Make an exact copy of all the records.

-*-

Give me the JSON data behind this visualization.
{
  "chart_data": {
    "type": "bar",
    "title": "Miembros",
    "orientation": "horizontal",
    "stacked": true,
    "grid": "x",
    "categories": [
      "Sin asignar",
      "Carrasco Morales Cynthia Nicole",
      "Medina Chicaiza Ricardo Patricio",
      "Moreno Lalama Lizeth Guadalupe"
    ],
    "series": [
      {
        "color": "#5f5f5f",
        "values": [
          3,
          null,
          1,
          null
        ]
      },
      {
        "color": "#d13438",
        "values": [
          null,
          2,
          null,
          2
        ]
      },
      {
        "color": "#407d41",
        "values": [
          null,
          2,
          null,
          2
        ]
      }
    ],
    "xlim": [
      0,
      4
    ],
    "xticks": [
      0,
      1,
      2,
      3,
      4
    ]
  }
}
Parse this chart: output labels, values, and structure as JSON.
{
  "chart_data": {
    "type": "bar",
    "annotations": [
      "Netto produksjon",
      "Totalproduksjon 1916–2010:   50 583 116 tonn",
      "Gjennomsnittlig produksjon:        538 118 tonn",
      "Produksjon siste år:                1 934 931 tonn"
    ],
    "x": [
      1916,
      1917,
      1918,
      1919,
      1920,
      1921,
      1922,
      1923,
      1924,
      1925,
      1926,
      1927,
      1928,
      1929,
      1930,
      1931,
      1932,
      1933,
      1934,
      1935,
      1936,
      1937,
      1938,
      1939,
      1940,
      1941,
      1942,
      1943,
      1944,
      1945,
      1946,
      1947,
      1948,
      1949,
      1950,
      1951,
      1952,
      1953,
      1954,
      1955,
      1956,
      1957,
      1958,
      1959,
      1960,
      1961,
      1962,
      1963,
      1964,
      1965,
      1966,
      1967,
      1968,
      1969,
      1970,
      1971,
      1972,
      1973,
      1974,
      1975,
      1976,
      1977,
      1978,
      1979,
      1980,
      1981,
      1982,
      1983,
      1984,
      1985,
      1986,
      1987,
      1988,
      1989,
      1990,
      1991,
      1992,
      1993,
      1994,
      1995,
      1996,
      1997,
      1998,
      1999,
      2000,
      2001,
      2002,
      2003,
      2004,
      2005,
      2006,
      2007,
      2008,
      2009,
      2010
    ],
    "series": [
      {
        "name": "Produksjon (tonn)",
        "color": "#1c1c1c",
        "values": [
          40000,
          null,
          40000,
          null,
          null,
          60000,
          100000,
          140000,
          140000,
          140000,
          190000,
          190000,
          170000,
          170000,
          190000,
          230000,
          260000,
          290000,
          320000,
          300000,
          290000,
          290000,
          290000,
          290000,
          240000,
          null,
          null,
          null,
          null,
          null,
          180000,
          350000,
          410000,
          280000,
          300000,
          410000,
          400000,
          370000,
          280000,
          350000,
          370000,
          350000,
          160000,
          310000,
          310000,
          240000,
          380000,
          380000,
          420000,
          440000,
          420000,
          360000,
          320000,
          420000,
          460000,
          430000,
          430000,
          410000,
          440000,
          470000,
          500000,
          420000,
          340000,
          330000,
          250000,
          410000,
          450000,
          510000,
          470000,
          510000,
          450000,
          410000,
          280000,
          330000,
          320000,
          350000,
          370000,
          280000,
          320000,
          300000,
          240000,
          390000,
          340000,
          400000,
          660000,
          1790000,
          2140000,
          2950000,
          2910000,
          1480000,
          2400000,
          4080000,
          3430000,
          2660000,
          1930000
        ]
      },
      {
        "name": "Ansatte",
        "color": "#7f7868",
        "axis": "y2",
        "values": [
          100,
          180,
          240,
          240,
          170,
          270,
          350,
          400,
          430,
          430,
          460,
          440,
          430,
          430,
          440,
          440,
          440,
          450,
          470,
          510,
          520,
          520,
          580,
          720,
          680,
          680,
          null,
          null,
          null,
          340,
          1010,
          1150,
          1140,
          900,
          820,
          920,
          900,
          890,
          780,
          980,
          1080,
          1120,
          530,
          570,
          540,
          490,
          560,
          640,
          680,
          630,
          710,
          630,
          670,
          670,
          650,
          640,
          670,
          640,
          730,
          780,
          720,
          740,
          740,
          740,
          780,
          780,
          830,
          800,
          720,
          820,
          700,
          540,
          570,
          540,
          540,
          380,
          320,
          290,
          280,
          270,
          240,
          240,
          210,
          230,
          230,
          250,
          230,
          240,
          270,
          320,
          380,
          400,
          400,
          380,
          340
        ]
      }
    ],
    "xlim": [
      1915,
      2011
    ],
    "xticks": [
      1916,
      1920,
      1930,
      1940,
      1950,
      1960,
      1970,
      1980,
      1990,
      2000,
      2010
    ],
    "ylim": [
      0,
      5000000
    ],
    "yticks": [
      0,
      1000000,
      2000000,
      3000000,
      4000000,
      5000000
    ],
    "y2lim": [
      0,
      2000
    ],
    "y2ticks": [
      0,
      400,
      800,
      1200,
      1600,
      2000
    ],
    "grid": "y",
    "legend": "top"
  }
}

-*-

**Right answer:**
Give me the JSON data behind this visualization.
{
  "chart_data": {
    "type": "bar",
    "title": "Miembros",
    "orientation": "horizontal",
    "stacked": true,
    "grid": "x",
    "categories": [
      "Sin asignar",
      "Carrasco Morales Cynthia Nicole",
      "Medina Chicaiza Ricardo Patricio",
      "Moreno Lalama Lizeth Guadalupe"
    ],
    "series": [
      {
        "color": "#5f5f5f",
        "values": [
          3,
          null,
          1,
          null
        ]
      },
      {
        "color": "#d13438",
        "values": [
          null,
          2,
          null,
          2
        ]
      },
      {
        "color": "#407d41",
        "values": [
          null,
          2,
          null,
          2
        ]
      }
    ],
    "xlim": [
      0,
      4
    ],
    "xticks": [
      0,
      1,
      2,
      3,
      4
    ]
  }
}
Parse this chart: output labels, values, and structure as JSON.
{
  "chart_data": {
    "type": "bar",
    "annotations": [
      "Netto produksjon",
      "Totalproduksjon 1916–2010:   50 583 116 tonn",
      "Gjennomsnittlig produksjon:        538 118 tonn",
      "Produksjon siste år:                1 934 931 tonn"
    ],
    "x": [
      1916,
      1917,
      1918,
      1919,
      1920,
      1921,
      1922,
      1923,
      1924,
      1925,
      1926,
      1927,
      1928,
      1929,
      1930,
      1931,
      1932,
      1933,
      1934,
      1935,
      1936,
      1937,
      1938,
      1939,
      1940,
      1941,
      1942,
      1943,
      1944,
      1945,
      1946,
      1947,
      1948,
      1949,
      1950,
      1951,
      1952,
      1953,
      1954,
      1955,
      1956,
      1957,
      1958,
      1959,
      1960,
      1961,
      1962,
      1963,
      1964,
      1965,
      1966,
      1967,
      1968,
      1969,
      1970,
      1971,
      1972,
      1973,
      1974,
      1975,
      1976,
      1977,
      1978,
      1979,
      1980,
      1981,
      1982,
      1983,
      1984,
      1985,
      1986,
      1987,
      1988,
      1989,
      1990,
      1991,
      1992,
      1993,
      1994,
      1995,
      1996,
      1997,
      1998,
      1999,
      2000,
      2001,
      2002,
      2003,
      2004,
      2005,
      2006,
      2007,
      2008,
      2009,
      2010
    ],
    "series": [
      {
        "name": "Produksjon (tonn)",
        "color": "#1c1c1c",
        "values": [
          40000,
          null,
          40000,
          null,
          null,
          60000,
          100000,
          140000,
          140000,
          140000,
          190000,
          190000,
          170000,
          170000,
          190000,
          230000,
          260000,
          290000,
          320000,
          300000,
          290000,
          290000,
          290000,
          290000,
          240000,
          null,
          null,
          null,
          null,
          null,
          180000,
          350000,
          410000,
          280000,
          300000,
          410000,
          400000,
          370000,
          280000,
          350000,
          370000,
          350000,
          160000,
          310000,
          310000,
          240000,
          380000,
          380000,
          420000,
          440000,
          420000,
          360000,
          320000,
          420000,
          460000,
          430000,
          430000,
          410000,
          440000,
          470000,
          500000,
          420000,
          340000,
          330000,
          250000,
          410000,
          450000,
          510000,
          470000,
          510000,
          450000,
          410000,
          280000,
          330000,
          320000,
          350000,
          370000,
          280000,
          320000,
          300000,
          240000,
          390000,
          340000,
          400000,
          660000,
          1790000,
          2140000,
          2950000,
          2910000,
          1480000,
          2400000,
          4080000,
          3430000,
          2660000,
          1930000
        ]
      },
      {
        "name": "Ansatte",
        "color": "#7f7868",
        "axis": "y2",
        "values": [
          100,
          180,
          240,
          240,
          170,
          270,
          350,
          400,
          430,
          430,
          460,
          440,
          430,
          430,
          440,
          440,
          440,
          450,
          470,
          510,
          520,
          520,
          580,
          720,
          680,
          680,
          null,
          null,
          null,
          340,
          1010,
          1150,
          1140,
          900,
          820,
          920,
          900,
          890,
          780,
          980,
          1080,
          1120,
          530,
          570,
          540,
          490,
          560,
          640,
          680,
          630,
          710,
          630,
          670,
          670,
          650,
          640,
          670,
          640,
          730,
          780,
          720,
          740,
          740,
          740,
          780,
          780,
          830,
          800,
          720,
          820,
          700,
          540,
          570,
          540,
          540,
          380,
          320,
          290,
          280,
          270,
          240,
          240,
          210,
          230,
          230,
          250,
          230,
          240,
          270,
          320,
          380,
          400,
          400,
          380,
          340
        ]
      }
    ],
    "xlim": [
      1915,
      2011
    ],
    "xticks": [
      1916,
      1920,
      1930,
      1940,
      1950,
      1960,
      1970,
      1980,
      1990,
      2000,
      2010
    ],
    "ylim": [
      0,
      5000000
    ],
    "yticks": [
      0,
      1000000,
      2000000,
      3000000,
      4000000,
      5000000
    ],
    "y2lim": [
      0,
      2000
    ],
    "y2ticks": [
      0,
      400,
      800,
      1200,
      1600,
      2000
    ],
    "grid": "y",
    "legend": "top"
  }
}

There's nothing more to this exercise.